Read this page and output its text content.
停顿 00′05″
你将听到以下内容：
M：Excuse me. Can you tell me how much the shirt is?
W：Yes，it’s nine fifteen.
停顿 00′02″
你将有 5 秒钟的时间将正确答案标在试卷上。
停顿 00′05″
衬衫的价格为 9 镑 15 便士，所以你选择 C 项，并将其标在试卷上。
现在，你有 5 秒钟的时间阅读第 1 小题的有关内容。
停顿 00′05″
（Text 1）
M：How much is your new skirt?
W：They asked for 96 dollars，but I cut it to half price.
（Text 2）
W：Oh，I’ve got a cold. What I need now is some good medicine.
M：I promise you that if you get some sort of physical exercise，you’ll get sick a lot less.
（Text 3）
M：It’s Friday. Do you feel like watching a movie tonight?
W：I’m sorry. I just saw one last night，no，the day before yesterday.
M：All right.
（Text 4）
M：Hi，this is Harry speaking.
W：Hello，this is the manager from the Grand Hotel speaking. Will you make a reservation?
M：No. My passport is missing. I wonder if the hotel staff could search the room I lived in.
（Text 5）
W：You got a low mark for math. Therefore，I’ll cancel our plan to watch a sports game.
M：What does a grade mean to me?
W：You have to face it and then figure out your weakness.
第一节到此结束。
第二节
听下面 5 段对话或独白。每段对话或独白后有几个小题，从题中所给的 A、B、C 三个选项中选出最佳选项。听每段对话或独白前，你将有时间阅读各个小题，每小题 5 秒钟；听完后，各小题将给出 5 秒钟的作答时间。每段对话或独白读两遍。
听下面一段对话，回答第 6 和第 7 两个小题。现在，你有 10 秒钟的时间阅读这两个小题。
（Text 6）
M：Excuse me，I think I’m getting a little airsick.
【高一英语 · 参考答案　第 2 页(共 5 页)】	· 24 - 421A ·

» Short task
Transcribe every entry word for word.

» Right answer
Read this page and output its text content.
停顿 00′05″
你将听到以下内容：
M：Excuse me. Can you tell me how much the shirt is?
W：Yes，it’s nine fifteen.
停顿 00′02″
你将有 5 秒钟的时间将正确答案标在试卷上。
停顿 00′05″
衬衫的价格为 9 镑 15 便士，所以你选择 C 项，并将其标在试卷上。
现在，你有 5 秒钟的时间阅读第 1 小题的有关内容。
停顿 00′05″
（Text 1）
M：How much is your new skirt?
W：They asked for 96 dollars，but I cut it to half price.
（Text 2）
W：Oh，I’ve got a cold. What I need now is some good medicine.
M：I promise you that if you get some sort of physical exercise，you’ll get sick a lot less.
（Text 3）
M：It’s Friday. Do you feel like watching a movie tonight?
W：I’m sorry. I just saw one last night，no，the day before yesterday.
M：All right.
（Text 4）
M：Hi，this is Harry speaking.
W：Hello，this is the manager from the Grand Hotel speaking. Will you make a reservation?
M：No. My passport is missing. I wonder if the hotel staff could search the room I lived in.
（Text 5）
W：You got a low mark for math. Therefore，I’ll cancel our plan to watch a sports game.
M：What does a grade mean to me?
W：You have to face it and then figure out your weakness.
第一节到此结束。
第二节
听下面 5 段对话或独白。每段对话或独白后有几个小题，从题中所给的 A、B、C 三个选项中选出最佳选项。听每段对话或独白前，你将有时间阅读各个小题，每小题 5 秒钟；听完后，各小题将给出 5 秒钟的作答时间。每段对话或独白读两遍。
听下面一段对话，回答第 6 和第 7 两个小题。现在，你有 10 秒钟的时间阅读这两个小题。
（Text 6）
M：Excuse me，I think I’m getting a little airsick.
【高一英语 · 参考答案　第 2 页(共 5 页)】	· 24 - 421A ·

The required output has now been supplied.